EXERCISE PROMPT:
Extract every line that contains the string "then".

(Items from a dataset)

━━━━━━━━━━

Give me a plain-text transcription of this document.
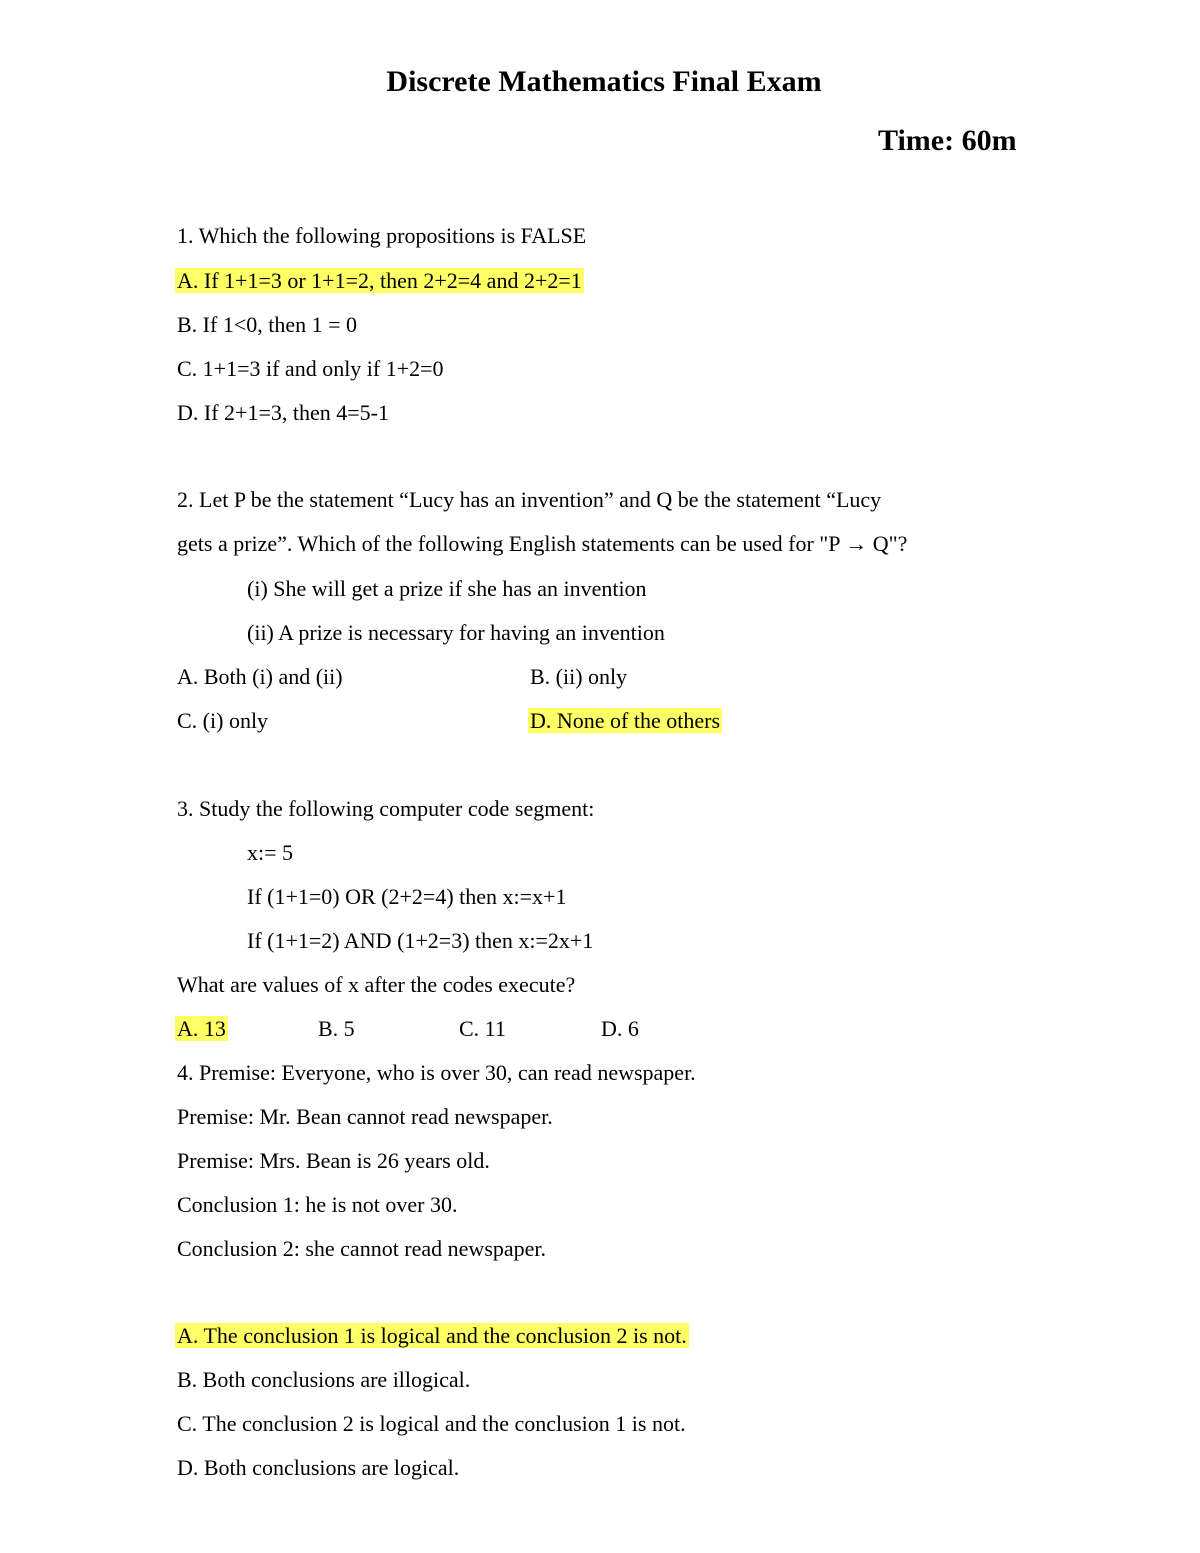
Discrete Mathematics Final Exam
Time: 60m
1. Which the following propositions is FALSE
A. If 1+1=3 or 1+1=2, then 2+2=4 and 2+2=1
B. If 1<0, then 1 = 0
C. 1+1=3 if and only if 1+2=0
D. If 2+1=3, then 4=5-1
2. Let P be the statement “Lucy has an invention” and Q be the statement “Lucy
gets a prize”. Which of the following English statements can be used for "P → Q"?
(i) She will get a prize if she has an invention
(ii) A prize is necessary for having an invention
A. Both (i) and (ii)	B. (ii) only
C. (i) only	D. None of the others
3. Study the following computer code segment:
x:= 5
If (1+1=0) OR (2+2=4) then x:=x+1
If (1+1=2) AND (1+2=3) then x:=2x+1
What are values of x after the codes execute?
A. 13	B. 5	C. 11	D. 6
4. Premise: Everyone, who is over 30, can read newspaper.
Premise: Mr. Bean cannot read newspaper.
Premise: Mrs. Bean is 26 years old.
Conclusion 1: he is not over 30.
Conclusion 2: she cannot read newspaper.
A. The conclusion 1 is logical and the conclusion 2 is not.
B. Both conclusions are illogical.
C. The conclusion 2 is logical and the conclusion 1 is not.
D. Both conclusions are logical.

━━━━━━━━━━

REPLY TO THE TASK:
A. If 1+1=3 or 1+1=2, then 2+2=4 and 2+2=1
B. If 1<0, then 1 = 0
D. If 2+1=3, then 4=5-1
If (1+1=0) OR (2+2=4) then x:=x+1
If (1+1=2) AND (1+2=3) then x:=2x+1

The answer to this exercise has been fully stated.